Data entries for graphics
⟨

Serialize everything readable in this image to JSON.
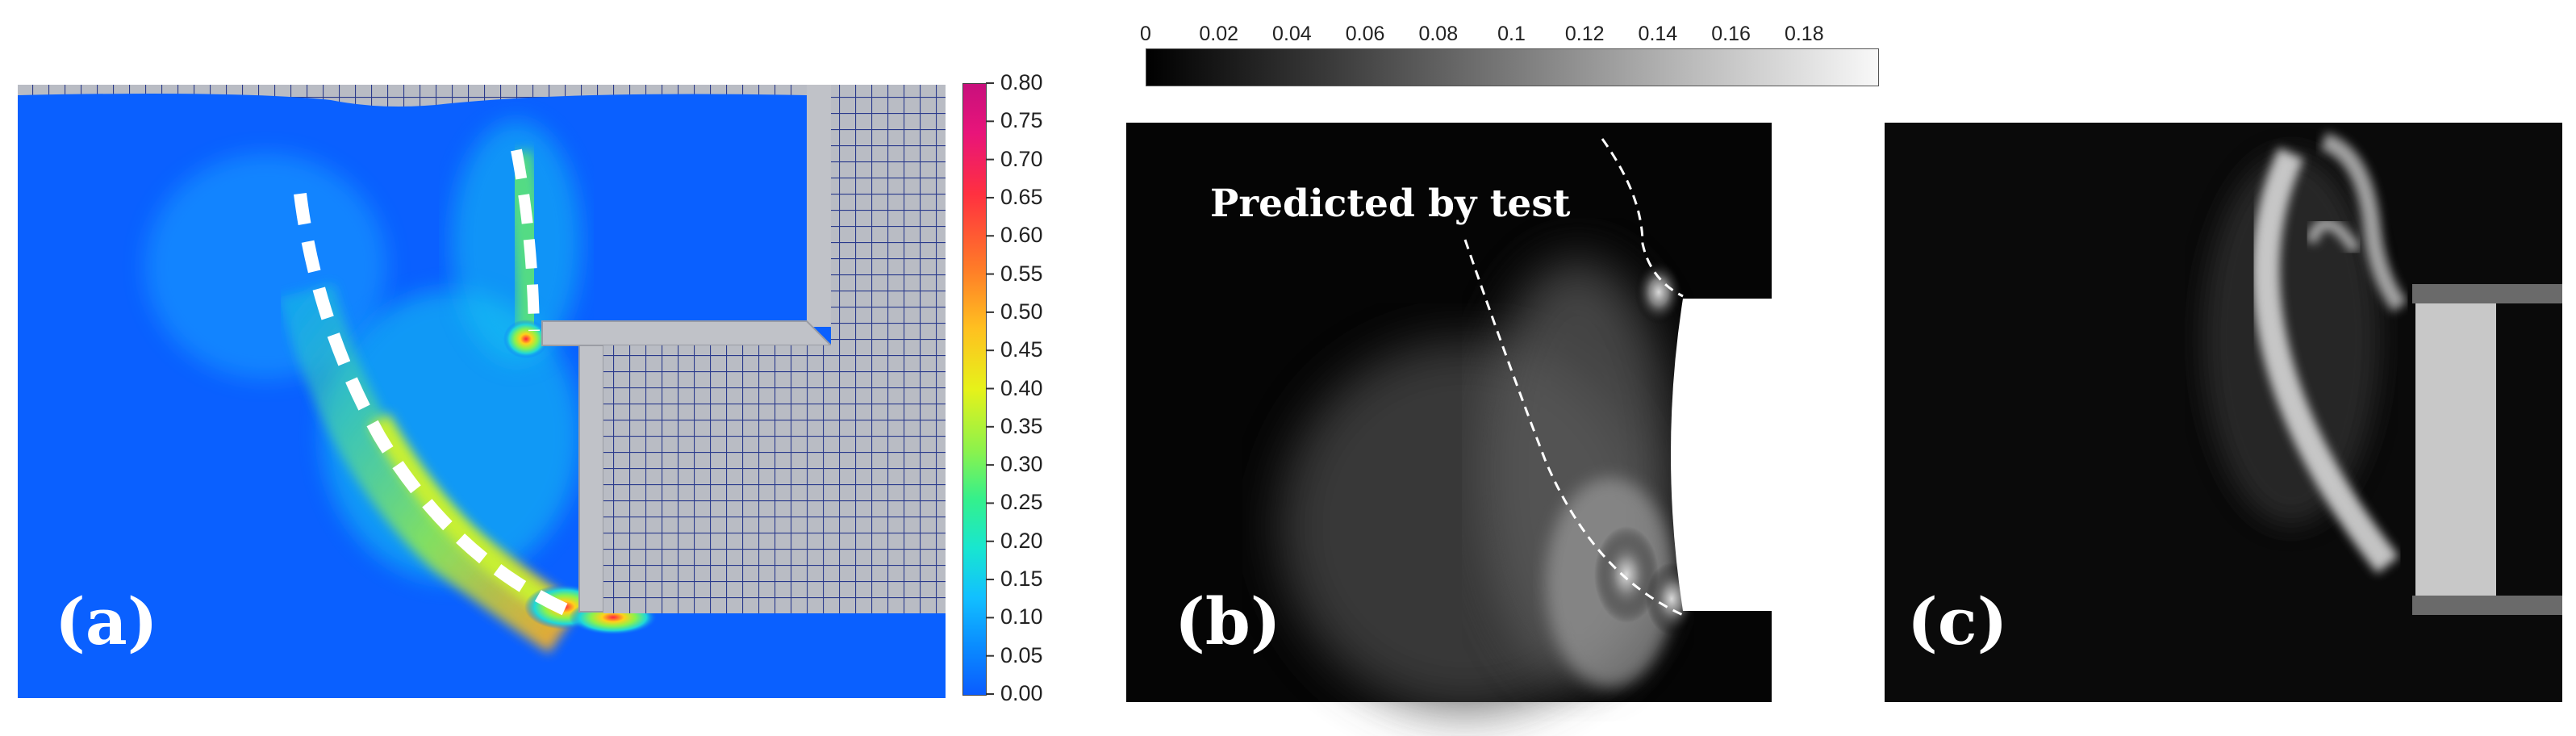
{
  "panels": [
    {
      "label": "(a)"
    },
    {
      "label": "(b)",
      "annotation": "Predicted by test"
    },
    {
      "label": "(c)"
    }
  ],
  "colorbar_a": {
    "ticks": [
      "0.00",
      "0.05",
      "0.10",
      "0.15",
      "0.20",
      "0.25",
      "0.30",
      "0.35",
      "0.40",
      "0.45",
      "0.50",
      "0.55",
      "0.60",
      "0.65",
      "0.70",
      "0.75",
      "0.80"
    ],
    "colors": [
      "#0a5cff",
      "#0a8cff",
      "#12c0ff",
      "#18e6d0",
      "#34f08c",
      "#8cf24c",
      "#e6f21a",
      "#ffc020",
      "#ff7a28",
      "#ff3040",
      "#e8147a",
      "#c8107c"
    ]
  },
  "colorbar_b": {
    "ticks": [
      "0",
      "0.02",
      "0.04",
      "0.06",
      "0.08",
      "0.1",
      "0.12",
      "0.14",
      "0.16",
      "0.18"
    ]
  },
  "colors": {
    "field_blue": "#0a60ff",
    "mesh_gray": "#b9bcc4",
    "mesh_line": "#2a3a8c",
    "dashed_marker": "#ffffff"
  }
}
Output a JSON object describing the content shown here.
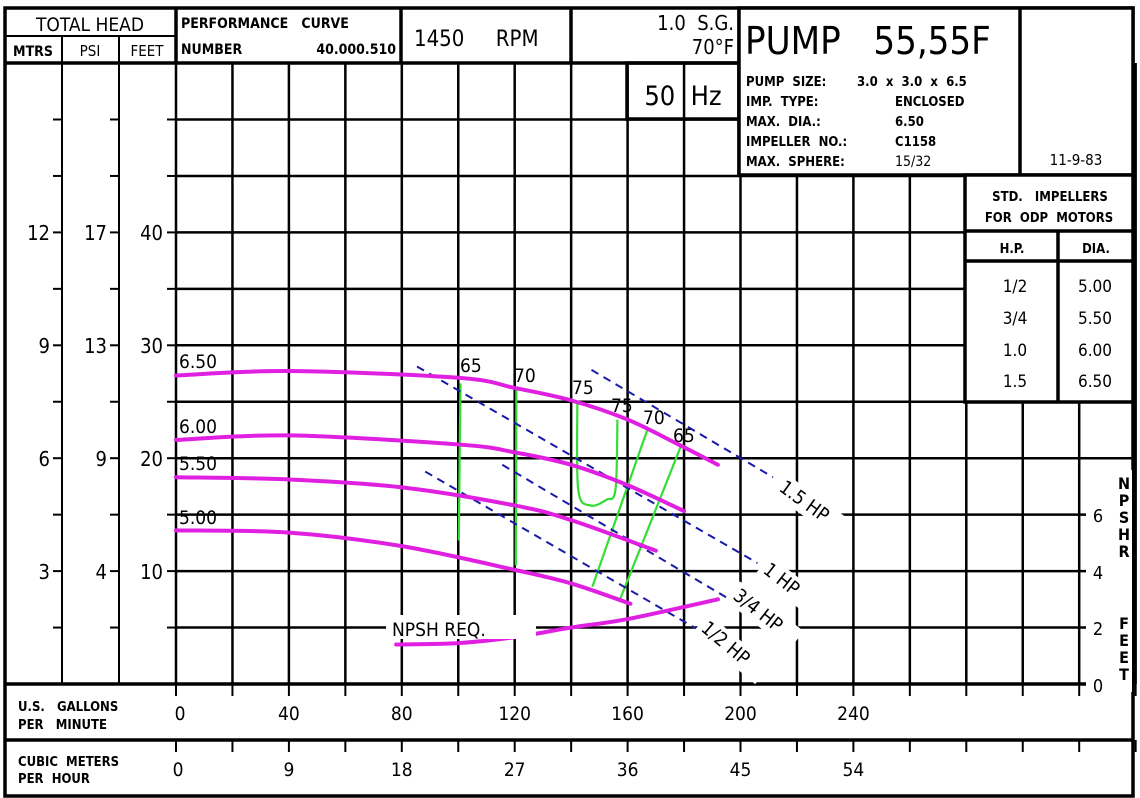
{
  "header": {
    "total_head": "TOTAL HEAD",
    "col_mtrs": "MTRS",
    "col_psi": "PSI",
    "col_feet": "FEET",
    "perf_curve": "PERFORMANCE   CURVE",
    "number_label": "NUMBER",
    "number_value": "40.000.510",
    "rpm": "1450     RPM",
    "sg": "1.0  S.G.",
    "temp": "70°F",
    "hz": "50  Hz"
  },
  "pump_info": {
    "title": "PUMP   55,55F",
    "size_label": "PUMP  SIZE:",
    "size_value": "3.0  x  3.0  x  6.5",
    "rows": [
      {
        "label": "IMP.  TYPE:",
        "value": "ENCLOSED"
      },
      {
        "label": "MAX.  DIA.:",
        "value": "6.50"
      },
      {
        "label": "IMPELLER  NO.:",
        "value": "C1158"
      },
      {
        "label": "MAX.  SPHERE:",
        "value": "15/32"
      }
    ],
    "date": "11-9-83"
  },
  "impeller_table": {
    "title_line1": "STD.   IMPELLERS",
    "title_line2": "FOR  ODP  MOTORS",
    "col_hp": "H.P.",
    "col_dia": "DIA.",
    "rows": [
      {
        "hp": "1/2",
        "dia": "5.00"
      },
      {
        "hp": "3/4",
        "dia": "5.50"
      },
      {
        "hp": "1.0",
        "dia": "6.00"
      },
      {
        "hp": "1.5",
        "dia": "6.50"
      }
    ]
  },
  "axes": {
    "mtrs_ticks": [
      "12",
      "9",
      "6",
      "3"
    ],
    "psi_ticks": [
      "17",
      "13",
      "9",
      "4"
    ],
    "feet_ticks": [
      "40",
      "30",
      "20",
      "10"
    ],
    "gpm_label_1": "U.S.   GALLONS",
    "gpm_label_2": "PER   MINUTE",
    "gpm_ticks": [
      "0",
      "40",
      "80",
      "120",
      "160",
      "200",
      "240"
    ],
    "m3h_label_1": "CUBIC  METERS",
    "m3h_label_2": "PER  HOUR",
    "m3h_ticks": [
      "0",
      "9",
      "18",
      "27",
      "36",
      "45",
      "54"
    ],
    "npsh_ticks": [
      "6",
      "4",
      "2",
      "0"
    ],
    "npsh_label": "NPSHR",
    "npsh_unit": "FEET"
  },
  "chart_data": {
    "type": "line",
    "xlabel": "U.S. GALLONS PER MINUTE",
    "ylabel": "TOTAL HEAD (FEET)",
    "xlim": [
      0,
      340
    ],
    "ylim": [
      0,
      55
    ],
    "grid": true,
    "colors": {
      "head": "#e020e0",
      "efficiency": "#33dd33",
      "hp": "#1a1aa8",
      "grid": "#000000"
    },
    "head_curves": [
      {
        "name": "6.50",
        "points": [
          [
            0,
            27.3
          ],
          [
            40,
            27.7
          ],
          [
            100,
            27.1
          ],
          [
            120,
            26.2
          ],
          [
            140,
            25.1
          ],
          [
            160,
            23.4
          ],
          [
            178,
            21.2
          ],
          [
            192,
            19.4
          ]
        ]
      },
      {
        "name": "6.00",
        "points": [
          [
            0,
            21.6
          ],
          [
            40,
            22.0
          ],
          [
            100,
            21.2
          ],
          [
            120,
            20.5
          ],
          [
            140,
            19.4
          ],
          [
            160,
            17.6
          ],
          [
            180,
            15.3
          ]
        ]
      },
      {
        "name": "5.50",
        "points": [
          [
            0,
            18.3
          ],
          [
            40,
            18.1
          ],
          [
            80,
            17.4
          ],
          [
            120,
            15.8
          ],
          [
            140,
            14.5
          ],
          [
            170,
            11.8
          ]
        ]
      },
      {
        "name": "5.00",
        "points": [
          [
            0,
            13.6
          ],
          [
            40,
            13.4
          ],
          [
            80,
            12.2
          ],
          [
            120,
            10.1
          ],
          [
            140,
            8.9
          ],
          [
            161,
            7.1
          ]
        ]
      }
    ],
    "npsh_curve": {
      "name": "NPSH  REQ.",
      "points": [
        [
          78,
          1.4
        ],
        [
          100,
          1.45
        ],
        [
          120,
          1.66
        ],
        [
          140,
          2.0
        ],
        [
          160,
          2.3
        ],
        [
          192,
          3.0
        ]
      ]
    },
    "efficiency_curves": [
      {
        "name": "65",
        "points": [
          [
            100.8,
            26.6
          ],
          [
            100.5,
            20
          ],
          [
            100.2,
            12.7
          ]
        ]
      },
      {
        "name": "70",
        "points": [
          [
            120.6,
            26.2
          ],
          [
            120.5,
            18
          ],
          [
            120.4,
            10.5
          ]
        ]
      },
      {
        "name": "75",
        "points": [
          [
            142.2,
            25.1
          ],
          [
            142.5,
            17.2
          ],
          [
            146.8,
            15.8
          ],
          [
            152.5,
            16.3
          ],
          [
            155.7,
            17.2
          ],
          [
            156.4,
            23.4
          ]
        ]
      },
      {
        "name": "75",
        "points": []
      },
      {
        "name": "70",
        "points": [
          [
            167,
            22.5
          ],
          [
            147.5,
            8.6
          ]
        ]
      },
      {
        "name": "65",
        "points": [
          [
            178.8,
            21.0
          ],
          [
            157.5,
            7.6
          ]
        ]
      }
    ],
    "hp_lines": [
      {
        "name": "1.5  HP",
        "points": [
          [
            147.2,
            27.8
          ],
          [
            211.5,
            18.3
          ]
        ]
      },
      {
        "name": "1  HP",
        "points": [
          [
            85.4,
            28.1
          ],
          [
            206,
            10.7
          ]
        ]
      },
      {
        "name": "3/4  HP",
        "points": [
          [
            115.6,
            19.4
          ],
          [
            195.4,
            7.6
          ]
        ]
      },
      {
        "name": "1/2  HP",
        "points": [
          [
            88.3,
            18.8
          ],
          [
            185,
            4.8
          ]
        ]
      }
    ]
  }
}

⟩

• AIM OF THE TASK:
Show every line that contains the word "TOTAL".

• ANSWER TO THIS TASK:
    "total_head": "TOTAL HEAD",
    "ylabel": "TOTAL HEAD (FEET)",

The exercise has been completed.